Text excerpt:
When Simple Wins: Power of 2 Load Balancing (opens in new tab)

(fly.io)

140 pointsmattdennewitz8y ago45 comments

45 comments

alxv8y ago

The method is called "Power of Two Random Choices" (http://www.eecs.harvard.edu/~michaelm/postscripts/handbook20...). And the two-choices paradigm is widely applicable beyond load balancing. In particular, it applies to hash table design (e.g. cuckoo hashing) and cache eviction schemes (https://danluu.com/2choices-eviction/).

mrkurt8y ago

You're right, I updated the title. Got a little too clever with the whole "power" thing.

naiveattack8y ago

"while each additional choice beyond two decreases the maximum load by only a constant factor"

Mathemagical!

adrianN8y ago

It also works for solving SAT. Try two literals and recurse on the one that can be made to satisfy more clauses.

zubspace8y ago

I'm not an expert in this field, but an engineer of vimeo went into detail, why this approach did not work for them. [1]

Problem with consistent hashing:

  However, consistent hashing comes with its own problem: uneven distribution of requests.
  Because of its mathematical properties, consistent hashing only balances loads about as
  well as choosing a random server for each request, when the distribution of requests is
  equal. But if some content is much more popular than others (as usual for the internet),
  it can be worse than that.

Problem with Power of 2 Load Balancing:

  Why wasn’t there a way to say “use consistent hashing, but please don’t overload any
  servers”? As early as August 2015, I had tried to come up with an algorithm based on
  the power of two random choices that would do just that, but a bit of  simulation said
  that it didn’t work. Too many requests were sent to non-ideal servers to be worthwhile.

Instead, he used something called Consistent Hashing with Bounded Loads.

[1] https://medium.com/vimeo-engineering-blog/improving-load-bal...

mrkurt8y ago

Bounded load consistent hashing is interesting. It makes total sense that 2 random wouldn't work for vimeo, it actually doesn't work for us between visitors and our edge because we care a lot about cache data — we only use it between our load balancers and our customer's origin app instances.

For what we're doing, we actually need to consider more than just load. Since our LBs are distributed globally, we also want to make sure we're sending requests to backends that are geographically near them.

We can do this by tracking latency between the load balancer and origin servers, then using it to restrict the candidate pool we're going to choose two from at random.

user59944618y ago

They are different algorithm for different purpose.

Consistent hashing is used to always attach a request to the same host. It's the opposite of load balancing.

Load balancing algorithms (least connection, business, etc...) are used to distribute requests across servers as well as possible to maximize performances.

pas8y ago

Usually both properties are desirable .. up to a point.

You want to minimize load on all servers, but you also want to pack things up efficiently (so minimize operational costs), but of course you want the benefits of caching, so you want requests from a sessions to land on the same node/server/box.

Basically a multi-dimensional optimization problem. Completely solvable with constraints. Let the business people decide what's more important, latency or throughput or low cost of operations.

Record excerpts:
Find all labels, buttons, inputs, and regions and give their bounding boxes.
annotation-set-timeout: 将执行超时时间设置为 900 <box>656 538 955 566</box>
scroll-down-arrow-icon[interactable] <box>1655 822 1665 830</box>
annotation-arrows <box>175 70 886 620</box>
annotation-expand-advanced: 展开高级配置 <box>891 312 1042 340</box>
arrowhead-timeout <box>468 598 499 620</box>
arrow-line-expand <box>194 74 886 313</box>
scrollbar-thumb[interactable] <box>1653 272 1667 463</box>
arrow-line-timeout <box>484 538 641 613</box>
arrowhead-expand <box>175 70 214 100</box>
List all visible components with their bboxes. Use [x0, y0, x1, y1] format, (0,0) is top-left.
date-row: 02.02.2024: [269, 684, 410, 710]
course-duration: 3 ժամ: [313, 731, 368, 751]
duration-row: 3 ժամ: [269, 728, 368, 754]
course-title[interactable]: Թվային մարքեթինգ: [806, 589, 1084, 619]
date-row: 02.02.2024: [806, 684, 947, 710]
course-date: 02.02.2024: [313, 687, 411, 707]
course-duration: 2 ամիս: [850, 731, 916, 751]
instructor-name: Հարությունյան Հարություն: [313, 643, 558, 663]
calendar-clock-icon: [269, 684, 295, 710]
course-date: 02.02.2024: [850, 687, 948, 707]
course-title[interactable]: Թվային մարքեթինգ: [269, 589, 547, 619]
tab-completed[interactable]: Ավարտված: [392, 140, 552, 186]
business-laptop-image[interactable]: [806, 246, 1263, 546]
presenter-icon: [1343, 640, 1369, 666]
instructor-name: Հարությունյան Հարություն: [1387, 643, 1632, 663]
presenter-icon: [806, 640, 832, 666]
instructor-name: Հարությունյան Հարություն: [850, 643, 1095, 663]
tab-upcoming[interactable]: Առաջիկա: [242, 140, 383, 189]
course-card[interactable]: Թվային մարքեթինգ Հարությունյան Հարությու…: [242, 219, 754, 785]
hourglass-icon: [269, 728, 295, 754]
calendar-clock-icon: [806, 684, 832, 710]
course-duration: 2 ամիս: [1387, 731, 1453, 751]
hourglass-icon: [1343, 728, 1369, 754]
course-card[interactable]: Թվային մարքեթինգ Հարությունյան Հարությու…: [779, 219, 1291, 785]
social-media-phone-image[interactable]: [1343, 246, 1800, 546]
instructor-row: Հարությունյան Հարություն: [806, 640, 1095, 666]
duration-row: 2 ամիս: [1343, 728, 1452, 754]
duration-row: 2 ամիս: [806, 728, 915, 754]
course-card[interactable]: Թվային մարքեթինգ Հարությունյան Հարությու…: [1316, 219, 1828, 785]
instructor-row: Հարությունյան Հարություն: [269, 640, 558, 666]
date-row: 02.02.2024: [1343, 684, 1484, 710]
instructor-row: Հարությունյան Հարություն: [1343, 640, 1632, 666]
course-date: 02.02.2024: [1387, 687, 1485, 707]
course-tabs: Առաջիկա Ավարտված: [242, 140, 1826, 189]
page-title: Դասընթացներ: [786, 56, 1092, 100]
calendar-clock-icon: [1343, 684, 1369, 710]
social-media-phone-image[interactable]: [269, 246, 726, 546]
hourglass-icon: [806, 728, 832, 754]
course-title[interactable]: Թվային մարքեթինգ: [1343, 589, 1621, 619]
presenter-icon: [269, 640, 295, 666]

Work to complete: Resume the forum thread on Power of Two Random Choices load balancing, picking up after its last comment.

The response:
maffydub8y ago

It looks as though the approach proposed in the article is random, rather than attempting to use consistent hashing (as Vimeo investigated) - that may be why the results the Vimeo engineers found are worse than those the artcile suggests?

throwaway133378y ago

The simplest load balancing I've done is modulo the user ID by the number of servers then point at that server.

This solves caching too since you are only ever receiving and caching user data on a single server. No cache communication required. You can enforce it on the server side for security as well.

Doesn't require a load balance server - just an extra line of code.

Keep it simple.

alxv8y ago

What happens when the number of servers changes? The cache hit rate would likely drop to zero until it warms up again, which is a good way to accidentally overload your systems.

Load balancing based on consistent hashing is the better way to implement this.

adrianN8y ago

When the number of server changes you slowly ramp up from mod n to mod (n+1). Flip a biased coin for each user to decide whether to use n or n+1, slowly crank up the bias to the n+1 side.

mnutt8y ago

Consistent hashing is a bit cleaner way to do it, but pretty much the same result as modulo-ing the user id against number of servers. At least as I understand it, you consistently hash something (a user id, a request URL, etc) into N buckets, where N is the number of servers, so changing N re-shuffles all of the buckets anyway.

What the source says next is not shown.